Excerpts from a figure dataset:
☆ ☆ ☆ ☆ ☆ ☆ ☆
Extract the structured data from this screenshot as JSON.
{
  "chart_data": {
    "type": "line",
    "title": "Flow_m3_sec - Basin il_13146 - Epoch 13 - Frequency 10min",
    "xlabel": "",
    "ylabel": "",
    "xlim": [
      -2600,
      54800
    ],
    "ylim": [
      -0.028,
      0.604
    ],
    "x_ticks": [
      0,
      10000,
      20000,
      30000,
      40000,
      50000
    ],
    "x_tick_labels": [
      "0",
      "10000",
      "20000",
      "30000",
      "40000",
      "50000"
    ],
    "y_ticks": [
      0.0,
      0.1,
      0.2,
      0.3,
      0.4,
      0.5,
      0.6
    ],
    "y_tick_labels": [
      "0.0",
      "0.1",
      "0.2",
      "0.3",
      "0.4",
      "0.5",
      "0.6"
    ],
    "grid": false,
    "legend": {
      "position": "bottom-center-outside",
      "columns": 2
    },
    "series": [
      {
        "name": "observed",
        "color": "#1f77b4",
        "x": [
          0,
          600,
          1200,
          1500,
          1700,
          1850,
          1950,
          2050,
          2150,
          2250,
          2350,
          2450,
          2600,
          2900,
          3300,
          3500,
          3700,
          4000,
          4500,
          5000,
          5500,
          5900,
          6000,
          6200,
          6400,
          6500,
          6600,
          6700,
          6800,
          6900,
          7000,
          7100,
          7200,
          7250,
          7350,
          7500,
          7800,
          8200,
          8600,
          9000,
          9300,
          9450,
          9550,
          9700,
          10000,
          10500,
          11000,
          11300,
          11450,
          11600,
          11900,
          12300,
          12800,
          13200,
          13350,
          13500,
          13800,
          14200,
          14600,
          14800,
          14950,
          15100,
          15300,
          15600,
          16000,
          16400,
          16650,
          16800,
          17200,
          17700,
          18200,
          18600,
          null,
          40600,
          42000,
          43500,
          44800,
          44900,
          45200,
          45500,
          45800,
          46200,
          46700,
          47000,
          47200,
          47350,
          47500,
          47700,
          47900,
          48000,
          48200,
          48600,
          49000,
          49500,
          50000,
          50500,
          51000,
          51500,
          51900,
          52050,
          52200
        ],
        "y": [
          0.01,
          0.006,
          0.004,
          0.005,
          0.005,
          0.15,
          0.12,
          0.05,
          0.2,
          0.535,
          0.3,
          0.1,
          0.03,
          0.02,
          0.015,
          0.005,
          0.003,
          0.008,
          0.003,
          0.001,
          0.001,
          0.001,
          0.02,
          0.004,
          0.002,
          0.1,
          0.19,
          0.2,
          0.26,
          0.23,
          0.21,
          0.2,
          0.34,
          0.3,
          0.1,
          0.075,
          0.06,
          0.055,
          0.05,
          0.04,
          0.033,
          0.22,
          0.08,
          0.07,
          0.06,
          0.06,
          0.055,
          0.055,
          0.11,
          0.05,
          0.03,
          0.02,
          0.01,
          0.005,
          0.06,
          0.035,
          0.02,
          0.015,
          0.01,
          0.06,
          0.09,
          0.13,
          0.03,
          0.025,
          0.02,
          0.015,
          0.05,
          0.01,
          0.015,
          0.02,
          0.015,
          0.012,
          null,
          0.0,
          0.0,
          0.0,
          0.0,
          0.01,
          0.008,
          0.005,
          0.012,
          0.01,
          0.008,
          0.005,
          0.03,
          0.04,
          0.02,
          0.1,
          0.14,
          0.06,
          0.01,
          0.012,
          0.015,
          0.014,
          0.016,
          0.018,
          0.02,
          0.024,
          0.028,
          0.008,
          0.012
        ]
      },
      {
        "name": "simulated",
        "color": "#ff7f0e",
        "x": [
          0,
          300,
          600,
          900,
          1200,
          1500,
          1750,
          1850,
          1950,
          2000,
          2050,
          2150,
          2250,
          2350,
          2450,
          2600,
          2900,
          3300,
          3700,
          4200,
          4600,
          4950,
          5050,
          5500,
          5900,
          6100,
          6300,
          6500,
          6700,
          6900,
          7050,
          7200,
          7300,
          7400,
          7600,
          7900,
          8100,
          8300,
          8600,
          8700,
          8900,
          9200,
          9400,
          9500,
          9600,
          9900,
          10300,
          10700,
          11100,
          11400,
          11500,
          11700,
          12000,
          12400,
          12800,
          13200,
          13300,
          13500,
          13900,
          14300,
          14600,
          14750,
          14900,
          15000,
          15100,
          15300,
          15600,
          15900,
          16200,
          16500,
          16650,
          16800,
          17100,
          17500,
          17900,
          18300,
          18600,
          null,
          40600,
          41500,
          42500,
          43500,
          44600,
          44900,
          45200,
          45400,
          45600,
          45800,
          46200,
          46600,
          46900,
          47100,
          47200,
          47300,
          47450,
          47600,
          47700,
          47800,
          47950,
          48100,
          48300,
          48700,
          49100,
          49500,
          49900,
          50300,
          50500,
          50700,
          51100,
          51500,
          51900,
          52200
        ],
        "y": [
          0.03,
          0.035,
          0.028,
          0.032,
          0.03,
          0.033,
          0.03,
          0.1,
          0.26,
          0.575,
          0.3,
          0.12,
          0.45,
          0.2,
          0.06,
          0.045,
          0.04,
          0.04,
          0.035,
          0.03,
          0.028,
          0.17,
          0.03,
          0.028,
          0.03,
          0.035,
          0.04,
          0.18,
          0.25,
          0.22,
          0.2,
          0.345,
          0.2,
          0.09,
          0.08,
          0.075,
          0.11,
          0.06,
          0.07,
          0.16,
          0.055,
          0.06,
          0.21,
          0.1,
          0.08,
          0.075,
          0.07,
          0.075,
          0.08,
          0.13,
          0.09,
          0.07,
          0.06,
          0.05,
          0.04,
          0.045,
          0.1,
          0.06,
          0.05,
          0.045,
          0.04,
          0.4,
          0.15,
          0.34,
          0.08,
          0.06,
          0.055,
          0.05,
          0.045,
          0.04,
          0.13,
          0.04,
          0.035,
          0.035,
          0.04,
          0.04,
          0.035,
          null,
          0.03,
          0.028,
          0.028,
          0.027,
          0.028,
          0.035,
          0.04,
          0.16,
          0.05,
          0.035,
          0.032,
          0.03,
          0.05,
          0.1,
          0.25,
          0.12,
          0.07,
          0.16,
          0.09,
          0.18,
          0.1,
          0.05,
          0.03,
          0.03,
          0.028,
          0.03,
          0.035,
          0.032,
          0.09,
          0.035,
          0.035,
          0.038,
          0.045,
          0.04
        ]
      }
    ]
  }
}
☆ ☆ ☆ ☆ ☆ ☆ ☆
- WHAT IS BEING ASKED: Copy the material above verbatim.

- THE RESULT:
Extract the structured data from this screenshot as JSON.
{
  "chart_data": {
    "type": "line",
    "title": "Flow_m3_sec - Basin il_13146 - Epoch 13 - Frequency 10min",
    "xlabel": "",
    "ylabel": "",
    "xlim": [
      -2600,
      54800
    ],
    "ylim": [
      -0.028,
      0.604
    ],
    "x_ticks": [
      0,
      10000,
      20000,
      30000,
      40000,
      50000
    ],
    "x_tick_labels": [
      "0",
      "10000",
      "20000",
      "30000",
      "40000",
      "50000"
    ],
    "y_ticks": [
      0.0,
      0.1,
      0.2,
      0.3,
      0.4,
      0.5,
      0.6
    ],
    "y_tick_labels": [
      "0.0",
      "0.1",
      "0.2",
      "0.3",
      "0.4",
      "0.5",
      "0.6"
    ],
    "grid": false,
    "legend": {
      "position": "bottom-center-outside",
      "columns": 2
    },
    "series": [
      {
        "name": "observed",
        "color": "#1f77b4",
        "x": [
          0,
          600,
          1200,
          1500,
          1700,
          1850,
          1950,
          2050,
          2150,
          2250,
          2350,
          2450,
          2600,
          2900,
          3300,
          3500,
          3700,
          4000,
          4500,
          5000,
          5500,
          5900,
          6000,
          6200,
          6400,
          6500,
          6600,
          6700,
          6800,
          6900,
          7000,
          7100,
          7200,
          7250,
          7350,
          7500,
          7800,
          8200,
          8600,
          9000,
          9300,
          9450,
          9550,
          9700,
          10000,
          10500,
          11000,
          11300,
          11450,
          11600,
          11900,
          12300,
          12800,
          13200,
          13350,
          13500,
          13800,
          14200,
          14600,
          14800,
          14950,
          15100,
          15300,
          15600,
          16000,
          16400,
          16650,
          16800,
          17200,
          17700,
          18200,
          18600,
          null,
          40600,
          42000,
          43500,
          44800,
          44900,
          45200,
          45500,
          45800,
          46200,
          46700,
          47000,
          47200,
          47350,
          47500,
          47700,
          47900,
          48000,
          48200,
          48600,
          49000,
          49500,
          50000,
          50500,
          51000,
          51500,
          51900,
          52050,
          52200
        ],
        "y": [
          0.01,
          0.006,
          0.004,
          0.005,
          0.005,
          0.15,
          0.12,
          0.05,
          0.2,
          0.535,
          0.3,
          0.1,
          0.03,
          0.02,
          0.015,
          0.005,
          0.003,
          0.008,
          0.003,
          0.001,
          0.001,
          0.001,
          0.02,
          0.004,
          0.002,
          0.1,
          0.19,
          0.2,
          0.26,
          0.23,
          0.21,
          0.2,
          0.34,
          0.3,
          0.1,
          0.075,
          0.06,
          0.055,
          0.05,
          0.04,
          0.033,
          0.22,
          0.08,
          0.07,
          0.06,
          0.06,
          0.055,
          0.055,
          0.11,
          0.05,
          0.03,
          0.02,
          0.01,
          0.005,
          0.06,
          0.035,
          0.02,
          0.015,
          0.01,
          0.06,
          0.09,
          0.13,
          0.03,
          0.025,
          0.02,
          0.015,
          0.05,
          0.01,
          0.015,
          0.02,
          0.015,
          0.012,
          null,
          0.0,
          0.0,
          0.0,
          0.0,
          0.01,
          0.008,
          0.005,
          0.012,
          0.01,
          0.008,
          0.005,
          0.03,
          0.04,
          0.02,
          0.1,
          0.14,
          0.06,
          0.01,
          0.012,
          0.015,
          0.014,
          0.016,
          0.018,
          0.02,
          0.024,
          0.028,
          0.008,
          0.012
        ]
      },
      {
        "name": "simulated",
        "color": "#ff7f0e",
        "x": [
          0,
          300,
          600,
          900,
          1200,
          1500,
          1750,
          1850,
          1950,
          2000,
          2050,
          2150,
          2250,
          2350,
          2450,
          2600,
          2900,
          3300,
          3700,
          4200,
          4600,
          4950,
          5050,
          5500,
          5900,
          6100,
          6300,
          6500,
          6700,
          6900,
          7050,
          7200,
          7300,
          7400,
          7600,
          7900,
          8100,
          8300,
          8600,
          8700,
          8900,
          9200,
          9400,
          9500,
          9600,
          9900,
          10300,
          10700,
          11100,
          11400,
          11500,
          11700,
          12000,
          12400,
          12800,
          13200,
          13300,
          13500,
          13900,
          14300,
          14600,
          14750,
          14900,
          15000,
          15100,
          15300,
          15600,
          15900,
          16200,
          16500,
          16650,
          16800,
          17100,
          17500,
          17900,
          18300,
          18600,
          null,
          40600,
          41500,
          42500,
          43500,
          44600,
          44900,
          45200,
          45400,
          45600,
          45800,
          46200,
          46600,
          46900,
          47100,
          47200,
          47300,
          47450,
          47600,
          47700,
          47800,
          47950,
          48100,
          48300,
          48700,
          49100,
          49500,
          49900,
          50300,
          50500,
          50700,
          51100,
          51500,
          51900,
          52200
        ],
        "y": [
          0.03,
          0.035,
          0.028,
          0.032,
          0.03,
          0.033,
          0.03,
          0.1,
          0.26,
          0.575,
          0.3,
          0.12,
          0.45,
          0.2,
          0.06,
          0.045,
          0.04,
          0.04,
          0.035,
          0.03,
          0.028,
          0.17,
          0.03,
          0.028,
          0.03,
          0.035,
          0.04,
          0.18,
          0.25,
          0.22,
          0.2,
          0.345,
          0.2,
          0.09,
          0.08,
          0.075,
          0.11,
          0.06,
          0.07,
          0.16,
          0.055,
          0.06,
          0.21,
          0.1,
          0.08,
          0.075,
          0.07,
          0.075,
          0.08,
          0.13,
          0.09,
          0.07,
          0.06,
          0.05,
          0.04,
          0.045,
          0.1,
          0.06,
          0.05,
          0.045,
          0.04,
          0.4,
          0.15,
          0.34,
          0.08,
          0.06,
          0.055,
          0.05,
          0.045,
          0.04,
          0.13,
          0.04,
          0.035,
          0.035,
          0.04,
          0.04,
          0.035,
          null,
          0.03,
          0.028,
          0.028,
          0.027,
          0.028,
          0.035,
          0.04,
          0.16,
          0.05,
          0.035,
          0.032,
          0.03,
          0.05,
          0.1,
          0.25,
          0.12,
          0.07,
          0.16,
          0.09,
          0.18,
          0.1,
          0.05,
          0.03,
          0.03,
          0.028,
          0.03,
          0.035,
          0.032,
          0.09,
          0.035,
          0.035,
          0.038,
          0.045,
          0.04
        ]
      }
    ]
  }
}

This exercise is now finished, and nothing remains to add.